— start of Data entries —
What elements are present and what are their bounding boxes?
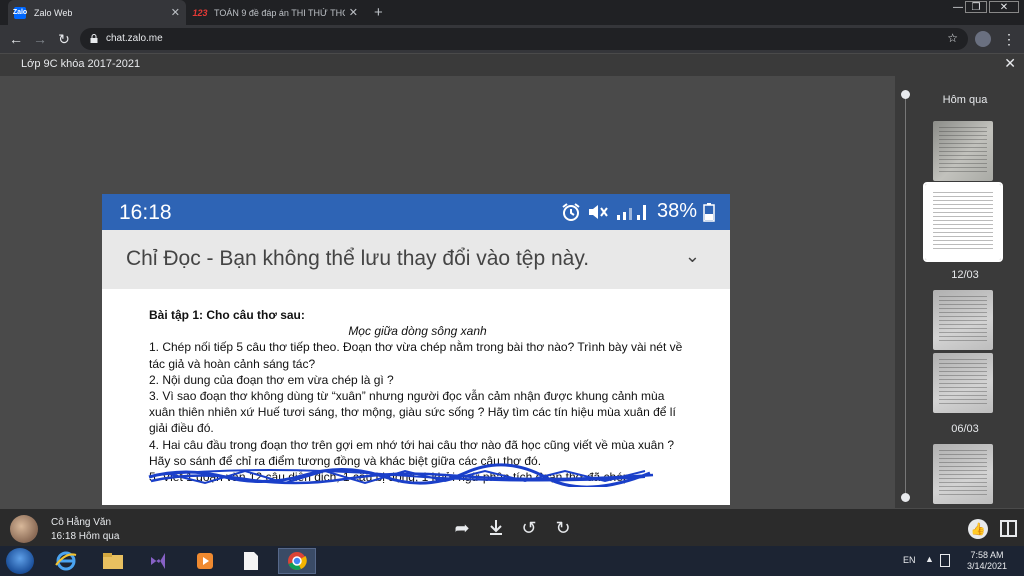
- thumbnail-content: [939, 296, 987, 344]
- timeline-top-handle[interactable]: [901, 90, 910, 99]
- download-icon[interactable]: [486, 518, 506, 538]
- window-close-icon[interactable]: ✕: [989, 1, 1019, 13]
- thumbnail-content: [939, 450, 987, 498]
- mute-icon: [588, 204, 608, 219]
- thumbnail[interactable]: [933, 353, 993, 413]
- clock-date: 3/14/2021: [966, 561, 1008, 571]
- tab-close-icon[interactable]: ✕: [349, 6, 358, 19]
- thumbnail[interactable]: [933, 290, 993, 350]
- thumbnail-content: [939, 127, 987, 175]
- sender-avatar[interactable]: [10, 515, 38, 543]
- bookmark-star-icon[interactable]: ☆: [947, 31, 958, 45]
- viewer-bottom-bar: Cô Hằng Văn 16:18 Hôm qua ➦ ↺ ↻ 👍: [0, 508, 1024, 546]
- signal-icon: [616, 204, 646, 220]
- profile-avatar[interactable]: [975, 31, 991, 47]
- lock-icon: [90, 34, 98, 43]
- tab-title: TOÁN 9 đề đáp án THI THỬ THC: [214, 7, 345, 18]
- date-label-yesterday: Hôm qua: [942, 94, 988, 106]
- battery-percent: 38%: [656, 200, 697, 222]
- document-text: Bài tập 1: Cho câu thơ sau: Mọc giữa dòn…: [102, 289, 730, 488]
- tab-title: Zalo Web: [34, 7, 73, 18]
- sender-name: Cô Hằng Văn: [51, 517, 112, 528]
- conversation-title: Lớp 9C khóa 2017-2021: [21, 58, 141, 70]
- internet-explorer-icon[interactable]: [47, 548, 85, 574]
- url-text: chat.zalo.me: [106, 33, 163, 44]
- status-icons: 38%: [561, 200, 715, 223]
- media-player-icon[interactable]: [186, 548, 224, 574]
- battery-icon: [703, 202, 715, 222]
- timeline-track: [905, 95, 906, 497]
- phone-status-bar: 16:18 38%: [102, 194, 730, 230]
- media-viewer-header: Lớp 9C khóa 2017-2021 ✕: [0, 53, 1024, 75]
- new-tab-icon[interactable]: +: [374, 4, 383, 21]
- thumbnail-content: [939, 359, 987, 407]
- browser-menu-icon[interactable]: ⋮: [1002, 30, 1016, 48]
- zalo-favicon-icon: Zalo: [13, 6, 27, 19]
- date-label-12-03: 12/03: [951, 269, 979, 281]
- tab-close-icon[interactable]: ✕: [171, 6, 180, 19]
- scribble-overlay: [148, 463, 654, 488]
- timeline-bottom-handle[interactable]: [901, 493, 910, 502]
- readonly-banner: Chỉ Đọc - Bạn không thể lưu thay đổi vào…: [102, 230, 730, 289]
- poem-line: Mọc giữa dòng sông xanh: [348, 324, 487, 339]
- thumbnail[interactable]: [933, 444, 993, 504]
- phone-clock: 16:18: [119, 201, 172, 224]
- tray-expand-icon[interactable]: ▲: [925, 554, 934, 564]
- browser-toolbar: ← → ↻ chat.zalo.me ☆: [0, 25, 1024, 53]
- question-3: 3. Vì sao đoạn thơ không dùng từ “xuân” …: [149, 389, 676, 436]
- rotate-right-icon[interactable]: ↻: [553, 518, 573, 538]
- reload-icon[interactable]: ↻: [56, 31, 72, 47]
- alarm-icon: [562, 202, 580, 221]
- forward-icon[interactable]: →: [32, 31, 48, 47]
- close-viewer-icon[interactable]: ✕: [1004, 55, 1016, 72]
- question-2: 2. Nội dung của đoạn thơ em vừa chép là …: [149, 372, 394, 387]
- site-123-favicon-icon: 123: [192, 7, 208, 18]
- viewed-image: 16:18 38% Chỉ Đọc - Bạn không thể lưu th…: [102, 194, 730, 505]
- back-icon[interactable]: ←: [8, 31, 24, 47]
- thumbnail-content: [933, 192, 993, 252]
- language-indicator[interactable]: EN: [903, 555, 916, 565]
- start-button[interactable]: [6, 548, 34, 574]
- address-bar[interactable]: chat.zalo.me ☆: [80, 28, 968, 50]
- chrome-icon[interactable]: [278, 548, 316, 574]
- exercise-heading: Bài tập 1: Cho câu thơ sau:: [149, 308, 305, 322]
- react-icon[interactable]: 👍: [968, 519, 988, 539]
- visual-studio-icon[interactable]: [140, 548, 178, 574]
- file-explorer-icon[interactable]: [94, 548, 132, 574]
- question-5-struck: 5. Viết 1 đoạn văn 12 câu diễn dịch, 1 c…: [148, 463, 686, 488]
- date-label-06-03: 06/03: [951, 423, 979, 435]
- thumbnail[interactable]: [933, 121, 993, 181]
- question-1: 1. Chép nối tiếp 5 câu thơ tiếp theo. Đo…: [149, 340, 683, 371]
- chevron-down-icon: ⌄: [684, 246, 700, 266]
- battery-tray-icon[interactable]: [940, 554, 950, 567]
- taskbar-clock[interactable]: 7:58 AM 3/14/2021: [962, 550, 1012, 572]
- document-icon[interactable]: [232, 548, 270, 574]
- browser-tab-strip: Zalo Zalo Web ✕ 123 TOÁN 9 đề đáp án THI…: [0, 0, 1024, 25]
- tab-zalo-web[interactable]: Zalo Zalo Web ✕: [8, 0, 186, 25]
- thumbnail-rail: Hôm qua 12/03 06/03: [895, 76, 1024, 508]
- restore-icon[interactable]: ❐: [965, 1, 987, 13]
- thumbnail-selected[interactable]: [923, 182, 1003, 262]
- toggle-panel-icon[interactable]: [1000, 520, 1017, 537]
- rotate-left-icon[interactable]: ↺: [519, 518, 539, 538]
- sender-timestamp: 16:18 Hôm qua: [51, 531, 120, 542]
- share-icon[interactable]: ➦: [452, 518, 472, 538]
- readonly-message: Chỉ Đọc - Bạn không thể lưu thay đổi vào…: [126, 247, 590, 270]
- tab-toan-9[interactable]: 123 TOÁN 9 đề đáp án THI THỬ THC ✕: [188, 0, 364, 25]
- windows-taskbar: EN ▲ 7:58 AM 3/14/2021: [0, 546, 1024, 576]
- clock-time: 7:58 AM: [970, 550, 1004, 560]
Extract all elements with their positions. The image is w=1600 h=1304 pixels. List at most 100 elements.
— end of Data entries —
Task directions: In the entry above, take the lines starting with the line containing "- thumbnail-content: [939, 296, 987, 344]" and going on through the line containing "- thumbnail-content: [939, 127, 987, 175]", both included. Give them as a JSON list of strings, one string per line, with blank lines left out.

Answer to this exercise:
[
  "- thumbnail-content: [939, 296, 987, 344]",
  "- timeline-top-handle[interactable]: [901, 90, 910, 99]",
  "- download-icon[interactable]: [486, 518, 506, 538]",
  "- window-close-icon[interactable]: ✕: [989, 1, 1019, 13]",
  "- thumbnail-content: [939, 450, 987, 498]",
  "- mute-icon: [588, 204, 608, 219]",
  "- thumbnail[interactable]: [933, 353, 993, 413]",
  "- clock-date: 3/14/2021: [966, 561, 1008, 571]",
  "- tab-close-icon[interactable]: ✕: [349, 6, 358, 19]",
  "- thumbnail[interactable]: [933, 290, 993, 350]",
  "- thumbnail-content: [939, 127, 987, 175]"
]